WHAT YOU ARE ASKED TO DO ->
Return each line containing "credit".

EXTRACTED DATA ->
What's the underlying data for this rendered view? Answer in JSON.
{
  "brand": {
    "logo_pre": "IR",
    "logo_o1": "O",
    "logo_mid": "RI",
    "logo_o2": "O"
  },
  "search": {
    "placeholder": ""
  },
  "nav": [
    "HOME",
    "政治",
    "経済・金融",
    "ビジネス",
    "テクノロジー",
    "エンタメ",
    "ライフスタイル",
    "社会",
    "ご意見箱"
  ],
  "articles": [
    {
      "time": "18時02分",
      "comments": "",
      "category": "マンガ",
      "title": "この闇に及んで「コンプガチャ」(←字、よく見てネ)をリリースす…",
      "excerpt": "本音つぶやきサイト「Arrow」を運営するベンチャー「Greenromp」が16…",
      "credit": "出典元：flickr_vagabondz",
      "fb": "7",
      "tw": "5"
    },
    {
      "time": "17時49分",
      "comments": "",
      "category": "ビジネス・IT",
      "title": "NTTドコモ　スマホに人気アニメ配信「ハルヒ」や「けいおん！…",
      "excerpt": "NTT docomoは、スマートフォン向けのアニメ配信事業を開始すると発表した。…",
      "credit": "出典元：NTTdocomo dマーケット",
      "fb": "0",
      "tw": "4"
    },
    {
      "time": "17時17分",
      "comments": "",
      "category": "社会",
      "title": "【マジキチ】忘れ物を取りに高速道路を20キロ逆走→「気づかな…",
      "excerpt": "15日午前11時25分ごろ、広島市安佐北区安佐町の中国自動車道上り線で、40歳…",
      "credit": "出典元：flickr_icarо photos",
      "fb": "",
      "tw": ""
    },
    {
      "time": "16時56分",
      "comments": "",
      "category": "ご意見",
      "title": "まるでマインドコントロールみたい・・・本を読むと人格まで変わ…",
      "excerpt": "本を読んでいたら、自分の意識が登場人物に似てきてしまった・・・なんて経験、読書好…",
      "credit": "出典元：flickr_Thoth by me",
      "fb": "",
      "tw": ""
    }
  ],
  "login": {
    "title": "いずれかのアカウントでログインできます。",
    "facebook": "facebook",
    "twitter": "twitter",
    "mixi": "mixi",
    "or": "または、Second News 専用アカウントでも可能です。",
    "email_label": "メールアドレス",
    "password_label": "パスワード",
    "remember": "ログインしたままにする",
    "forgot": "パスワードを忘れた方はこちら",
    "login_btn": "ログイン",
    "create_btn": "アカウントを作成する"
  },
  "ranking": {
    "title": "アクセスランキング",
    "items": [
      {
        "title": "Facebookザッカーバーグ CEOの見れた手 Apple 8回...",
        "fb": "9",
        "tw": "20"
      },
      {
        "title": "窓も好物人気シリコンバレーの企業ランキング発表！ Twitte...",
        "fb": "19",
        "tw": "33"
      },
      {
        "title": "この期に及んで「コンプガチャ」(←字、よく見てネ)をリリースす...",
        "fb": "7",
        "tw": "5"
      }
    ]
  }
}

RESULT ->
      "credit": "出典元：flickr_vagabondz",
      "credit": "出典元：NTTdocomo dマーケット",
      "credit": "出典元：flickr_icarо photos",
      "credit": "出典元：flickr_Thoth by me",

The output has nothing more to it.